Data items

-=-=-=-=-

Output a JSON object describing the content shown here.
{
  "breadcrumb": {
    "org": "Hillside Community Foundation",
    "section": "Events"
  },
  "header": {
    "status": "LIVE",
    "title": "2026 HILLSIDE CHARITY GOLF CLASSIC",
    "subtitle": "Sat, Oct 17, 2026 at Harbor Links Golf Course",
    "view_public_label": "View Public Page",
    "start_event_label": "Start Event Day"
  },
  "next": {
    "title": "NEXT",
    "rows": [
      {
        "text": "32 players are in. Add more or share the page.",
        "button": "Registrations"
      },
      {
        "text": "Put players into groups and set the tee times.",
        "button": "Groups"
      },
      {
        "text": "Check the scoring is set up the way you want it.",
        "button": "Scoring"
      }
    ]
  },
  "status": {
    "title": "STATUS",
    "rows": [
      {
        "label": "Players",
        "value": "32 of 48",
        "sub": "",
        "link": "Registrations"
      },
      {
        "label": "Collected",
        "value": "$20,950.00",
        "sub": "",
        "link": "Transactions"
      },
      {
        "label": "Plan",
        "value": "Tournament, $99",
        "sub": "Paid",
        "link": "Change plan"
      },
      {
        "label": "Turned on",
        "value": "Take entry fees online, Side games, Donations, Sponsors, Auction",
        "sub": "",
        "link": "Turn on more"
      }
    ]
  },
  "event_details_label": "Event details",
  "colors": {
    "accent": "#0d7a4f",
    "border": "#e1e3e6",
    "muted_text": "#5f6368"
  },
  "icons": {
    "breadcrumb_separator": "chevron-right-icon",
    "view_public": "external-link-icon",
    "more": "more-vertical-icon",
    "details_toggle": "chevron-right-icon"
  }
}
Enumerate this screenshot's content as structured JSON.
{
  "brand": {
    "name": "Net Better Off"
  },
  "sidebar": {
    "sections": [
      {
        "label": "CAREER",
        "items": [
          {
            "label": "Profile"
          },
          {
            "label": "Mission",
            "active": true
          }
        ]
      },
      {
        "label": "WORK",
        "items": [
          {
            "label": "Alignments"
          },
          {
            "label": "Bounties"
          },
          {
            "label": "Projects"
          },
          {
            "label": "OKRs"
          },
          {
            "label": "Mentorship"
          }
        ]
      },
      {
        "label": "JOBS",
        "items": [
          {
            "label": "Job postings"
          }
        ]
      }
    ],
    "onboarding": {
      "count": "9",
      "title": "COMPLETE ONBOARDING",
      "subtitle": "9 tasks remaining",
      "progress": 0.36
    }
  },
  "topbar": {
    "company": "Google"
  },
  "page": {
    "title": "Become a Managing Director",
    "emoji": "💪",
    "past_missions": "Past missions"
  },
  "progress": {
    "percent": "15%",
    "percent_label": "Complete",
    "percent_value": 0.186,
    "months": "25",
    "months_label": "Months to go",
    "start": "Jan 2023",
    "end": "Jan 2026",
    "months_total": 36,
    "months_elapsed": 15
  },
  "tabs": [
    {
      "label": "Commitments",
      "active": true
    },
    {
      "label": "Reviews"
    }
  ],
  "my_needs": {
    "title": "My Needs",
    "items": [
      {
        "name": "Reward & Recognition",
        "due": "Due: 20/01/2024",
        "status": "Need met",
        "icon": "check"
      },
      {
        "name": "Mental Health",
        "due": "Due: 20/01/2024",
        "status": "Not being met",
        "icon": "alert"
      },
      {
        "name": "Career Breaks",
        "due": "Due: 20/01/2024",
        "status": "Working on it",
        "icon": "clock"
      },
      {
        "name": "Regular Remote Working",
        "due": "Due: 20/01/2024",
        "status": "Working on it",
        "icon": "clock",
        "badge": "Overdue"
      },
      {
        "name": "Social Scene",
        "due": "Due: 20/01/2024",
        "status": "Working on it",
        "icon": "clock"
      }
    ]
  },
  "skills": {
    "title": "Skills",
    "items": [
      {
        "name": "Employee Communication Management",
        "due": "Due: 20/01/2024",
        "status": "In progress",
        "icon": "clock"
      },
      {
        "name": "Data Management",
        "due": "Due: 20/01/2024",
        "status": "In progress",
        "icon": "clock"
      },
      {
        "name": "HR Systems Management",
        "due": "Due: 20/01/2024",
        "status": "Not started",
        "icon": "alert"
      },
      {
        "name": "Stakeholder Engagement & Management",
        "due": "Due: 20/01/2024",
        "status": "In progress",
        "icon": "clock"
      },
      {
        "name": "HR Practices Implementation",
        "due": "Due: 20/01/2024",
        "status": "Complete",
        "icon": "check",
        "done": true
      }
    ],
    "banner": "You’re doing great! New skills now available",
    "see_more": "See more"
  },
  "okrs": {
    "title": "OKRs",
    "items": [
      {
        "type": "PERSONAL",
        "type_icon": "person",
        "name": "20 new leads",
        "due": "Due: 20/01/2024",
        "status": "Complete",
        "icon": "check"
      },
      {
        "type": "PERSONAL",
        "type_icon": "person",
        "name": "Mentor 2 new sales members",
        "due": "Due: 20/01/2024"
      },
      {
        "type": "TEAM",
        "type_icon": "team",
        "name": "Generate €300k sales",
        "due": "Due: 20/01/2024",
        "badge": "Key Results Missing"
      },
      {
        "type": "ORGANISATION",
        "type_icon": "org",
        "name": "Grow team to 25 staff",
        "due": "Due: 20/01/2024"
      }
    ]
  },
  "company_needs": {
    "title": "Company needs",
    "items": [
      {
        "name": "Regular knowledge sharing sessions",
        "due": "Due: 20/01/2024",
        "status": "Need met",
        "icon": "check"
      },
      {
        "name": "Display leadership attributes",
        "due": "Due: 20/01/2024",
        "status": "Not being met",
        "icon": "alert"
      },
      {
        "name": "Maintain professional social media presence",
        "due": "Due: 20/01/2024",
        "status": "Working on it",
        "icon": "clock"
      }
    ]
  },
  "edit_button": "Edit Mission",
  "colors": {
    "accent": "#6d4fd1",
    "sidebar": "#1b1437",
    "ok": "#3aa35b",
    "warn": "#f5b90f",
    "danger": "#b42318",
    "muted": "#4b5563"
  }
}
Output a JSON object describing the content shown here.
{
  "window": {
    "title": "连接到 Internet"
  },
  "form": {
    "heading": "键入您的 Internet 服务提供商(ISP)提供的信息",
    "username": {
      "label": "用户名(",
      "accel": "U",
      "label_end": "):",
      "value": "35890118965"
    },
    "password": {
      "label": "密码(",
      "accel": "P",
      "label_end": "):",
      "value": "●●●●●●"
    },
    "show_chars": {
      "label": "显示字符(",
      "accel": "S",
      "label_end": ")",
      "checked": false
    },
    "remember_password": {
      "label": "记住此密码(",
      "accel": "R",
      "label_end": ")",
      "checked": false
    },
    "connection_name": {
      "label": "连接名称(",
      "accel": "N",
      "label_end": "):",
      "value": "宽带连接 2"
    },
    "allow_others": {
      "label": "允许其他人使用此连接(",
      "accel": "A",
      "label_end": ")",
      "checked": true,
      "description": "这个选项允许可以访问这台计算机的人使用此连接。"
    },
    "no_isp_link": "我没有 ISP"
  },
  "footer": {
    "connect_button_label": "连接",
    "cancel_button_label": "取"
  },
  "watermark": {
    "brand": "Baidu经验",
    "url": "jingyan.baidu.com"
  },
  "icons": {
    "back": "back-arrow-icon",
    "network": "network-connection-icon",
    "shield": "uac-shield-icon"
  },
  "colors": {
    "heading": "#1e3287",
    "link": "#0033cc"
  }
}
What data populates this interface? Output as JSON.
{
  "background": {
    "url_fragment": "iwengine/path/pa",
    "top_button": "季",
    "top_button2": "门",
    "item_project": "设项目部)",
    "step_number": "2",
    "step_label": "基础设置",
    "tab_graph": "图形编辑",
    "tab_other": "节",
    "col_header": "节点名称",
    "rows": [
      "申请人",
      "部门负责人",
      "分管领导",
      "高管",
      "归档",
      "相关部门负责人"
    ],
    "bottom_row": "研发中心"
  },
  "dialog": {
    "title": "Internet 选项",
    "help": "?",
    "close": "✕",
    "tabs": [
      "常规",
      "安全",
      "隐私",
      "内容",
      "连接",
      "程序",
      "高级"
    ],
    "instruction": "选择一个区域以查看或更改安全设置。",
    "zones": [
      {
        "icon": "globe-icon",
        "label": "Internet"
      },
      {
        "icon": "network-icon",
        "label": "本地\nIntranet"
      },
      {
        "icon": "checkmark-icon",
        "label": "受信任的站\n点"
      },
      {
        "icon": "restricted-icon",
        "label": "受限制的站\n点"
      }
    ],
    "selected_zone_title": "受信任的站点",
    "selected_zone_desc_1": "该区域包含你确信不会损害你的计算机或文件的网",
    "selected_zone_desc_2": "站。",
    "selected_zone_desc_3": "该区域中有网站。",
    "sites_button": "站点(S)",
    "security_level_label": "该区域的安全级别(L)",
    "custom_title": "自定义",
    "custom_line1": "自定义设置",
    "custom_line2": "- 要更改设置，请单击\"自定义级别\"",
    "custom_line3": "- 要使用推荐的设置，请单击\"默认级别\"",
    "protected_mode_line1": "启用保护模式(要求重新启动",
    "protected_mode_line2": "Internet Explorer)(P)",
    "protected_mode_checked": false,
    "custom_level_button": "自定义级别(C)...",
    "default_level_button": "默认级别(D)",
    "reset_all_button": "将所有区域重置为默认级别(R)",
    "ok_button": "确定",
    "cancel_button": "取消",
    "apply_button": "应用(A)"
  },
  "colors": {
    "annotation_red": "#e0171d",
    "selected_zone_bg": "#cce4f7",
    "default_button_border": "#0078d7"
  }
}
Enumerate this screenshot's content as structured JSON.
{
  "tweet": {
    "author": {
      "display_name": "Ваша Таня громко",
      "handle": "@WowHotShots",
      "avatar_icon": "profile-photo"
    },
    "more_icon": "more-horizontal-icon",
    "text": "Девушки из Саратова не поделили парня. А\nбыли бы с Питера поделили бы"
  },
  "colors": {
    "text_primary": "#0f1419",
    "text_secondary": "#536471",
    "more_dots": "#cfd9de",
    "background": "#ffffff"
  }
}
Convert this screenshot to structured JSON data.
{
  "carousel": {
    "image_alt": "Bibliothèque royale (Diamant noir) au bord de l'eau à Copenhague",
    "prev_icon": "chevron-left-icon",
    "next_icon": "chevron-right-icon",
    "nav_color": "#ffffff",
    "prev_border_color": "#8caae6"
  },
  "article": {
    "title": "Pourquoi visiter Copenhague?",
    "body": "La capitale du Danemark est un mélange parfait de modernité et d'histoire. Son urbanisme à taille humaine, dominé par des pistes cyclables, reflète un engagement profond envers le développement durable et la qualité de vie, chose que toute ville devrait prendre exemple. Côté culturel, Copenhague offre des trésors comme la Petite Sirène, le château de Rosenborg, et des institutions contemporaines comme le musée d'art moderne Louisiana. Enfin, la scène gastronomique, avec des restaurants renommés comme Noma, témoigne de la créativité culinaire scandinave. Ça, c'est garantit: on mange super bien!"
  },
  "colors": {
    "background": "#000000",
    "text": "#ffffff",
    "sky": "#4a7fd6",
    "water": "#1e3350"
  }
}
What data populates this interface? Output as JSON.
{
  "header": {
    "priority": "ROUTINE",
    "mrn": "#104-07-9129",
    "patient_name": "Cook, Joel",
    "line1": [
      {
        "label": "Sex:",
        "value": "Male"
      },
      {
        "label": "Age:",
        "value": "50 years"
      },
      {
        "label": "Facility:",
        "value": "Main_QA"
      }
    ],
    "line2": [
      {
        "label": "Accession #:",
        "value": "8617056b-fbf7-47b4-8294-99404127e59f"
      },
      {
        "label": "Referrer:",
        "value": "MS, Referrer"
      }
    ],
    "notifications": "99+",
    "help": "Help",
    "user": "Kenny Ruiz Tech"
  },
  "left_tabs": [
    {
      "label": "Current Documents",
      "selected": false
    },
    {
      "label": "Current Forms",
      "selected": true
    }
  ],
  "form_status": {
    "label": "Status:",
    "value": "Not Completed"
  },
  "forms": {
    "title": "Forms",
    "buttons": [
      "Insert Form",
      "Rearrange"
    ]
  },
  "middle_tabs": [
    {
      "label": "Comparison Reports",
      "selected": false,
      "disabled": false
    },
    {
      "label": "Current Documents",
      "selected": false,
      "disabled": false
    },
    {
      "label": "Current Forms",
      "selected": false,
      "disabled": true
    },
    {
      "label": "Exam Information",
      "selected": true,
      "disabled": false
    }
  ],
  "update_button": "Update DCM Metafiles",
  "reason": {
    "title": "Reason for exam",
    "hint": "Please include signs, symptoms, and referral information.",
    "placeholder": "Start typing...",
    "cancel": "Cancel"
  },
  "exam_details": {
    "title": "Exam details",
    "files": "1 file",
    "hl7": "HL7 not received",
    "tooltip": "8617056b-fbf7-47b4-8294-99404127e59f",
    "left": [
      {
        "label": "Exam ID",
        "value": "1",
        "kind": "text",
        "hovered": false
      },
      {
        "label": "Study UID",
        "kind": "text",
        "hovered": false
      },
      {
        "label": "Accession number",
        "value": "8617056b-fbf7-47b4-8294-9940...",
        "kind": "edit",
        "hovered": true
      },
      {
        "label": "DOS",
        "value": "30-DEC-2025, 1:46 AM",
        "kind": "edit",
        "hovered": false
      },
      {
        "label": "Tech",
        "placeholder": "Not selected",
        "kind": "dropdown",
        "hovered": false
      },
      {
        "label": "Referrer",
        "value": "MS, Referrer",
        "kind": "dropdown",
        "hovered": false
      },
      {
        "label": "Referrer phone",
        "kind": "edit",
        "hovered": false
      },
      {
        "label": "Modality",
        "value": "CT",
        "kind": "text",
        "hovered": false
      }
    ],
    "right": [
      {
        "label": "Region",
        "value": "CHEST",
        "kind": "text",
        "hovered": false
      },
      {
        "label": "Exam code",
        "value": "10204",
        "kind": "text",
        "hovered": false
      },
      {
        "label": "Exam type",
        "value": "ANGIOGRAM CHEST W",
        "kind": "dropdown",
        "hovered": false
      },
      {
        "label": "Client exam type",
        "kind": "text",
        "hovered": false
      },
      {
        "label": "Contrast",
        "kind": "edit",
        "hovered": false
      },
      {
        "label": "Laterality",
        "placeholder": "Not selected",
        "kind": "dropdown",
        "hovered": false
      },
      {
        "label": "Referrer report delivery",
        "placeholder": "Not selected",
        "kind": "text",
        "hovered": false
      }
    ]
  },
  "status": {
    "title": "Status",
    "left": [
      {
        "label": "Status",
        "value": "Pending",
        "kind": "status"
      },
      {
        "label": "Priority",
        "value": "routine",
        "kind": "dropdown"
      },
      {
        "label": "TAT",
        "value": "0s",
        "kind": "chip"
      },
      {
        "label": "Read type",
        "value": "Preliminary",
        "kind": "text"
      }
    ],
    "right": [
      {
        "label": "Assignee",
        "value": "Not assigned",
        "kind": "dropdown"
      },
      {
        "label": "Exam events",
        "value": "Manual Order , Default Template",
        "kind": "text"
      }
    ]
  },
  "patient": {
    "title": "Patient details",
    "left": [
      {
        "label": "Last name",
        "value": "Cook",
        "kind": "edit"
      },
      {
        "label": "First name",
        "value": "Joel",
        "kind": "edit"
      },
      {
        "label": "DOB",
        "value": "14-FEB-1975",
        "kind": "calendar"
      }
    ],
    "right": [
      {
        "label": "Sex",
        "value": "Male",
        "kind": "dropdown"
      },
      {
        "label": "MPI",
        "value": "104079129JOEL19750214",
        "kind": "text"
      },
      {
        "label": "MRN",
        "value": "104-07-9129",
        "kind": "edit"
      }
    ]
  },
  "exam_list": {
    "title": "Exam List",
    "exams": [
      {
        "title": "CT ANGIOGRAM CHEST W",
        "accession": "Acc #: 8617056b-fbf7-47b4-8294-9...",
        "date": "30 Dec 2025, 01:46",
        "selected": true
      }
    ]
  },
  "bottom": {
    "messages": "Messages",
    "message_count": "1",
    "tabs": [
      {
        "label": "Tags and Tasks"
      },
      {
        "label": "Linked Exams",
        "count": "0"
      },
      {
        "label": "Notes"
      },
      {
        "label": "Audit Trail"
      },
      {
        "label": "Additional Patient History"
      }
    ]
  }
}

-=-=-=-=-

Directions for this task
Isolate each line of the listing above that includes "Regular". Copy it.

Expected answer
        "name": "Regular Remote Working",
        "name": "Regular knowledge sharing sessions",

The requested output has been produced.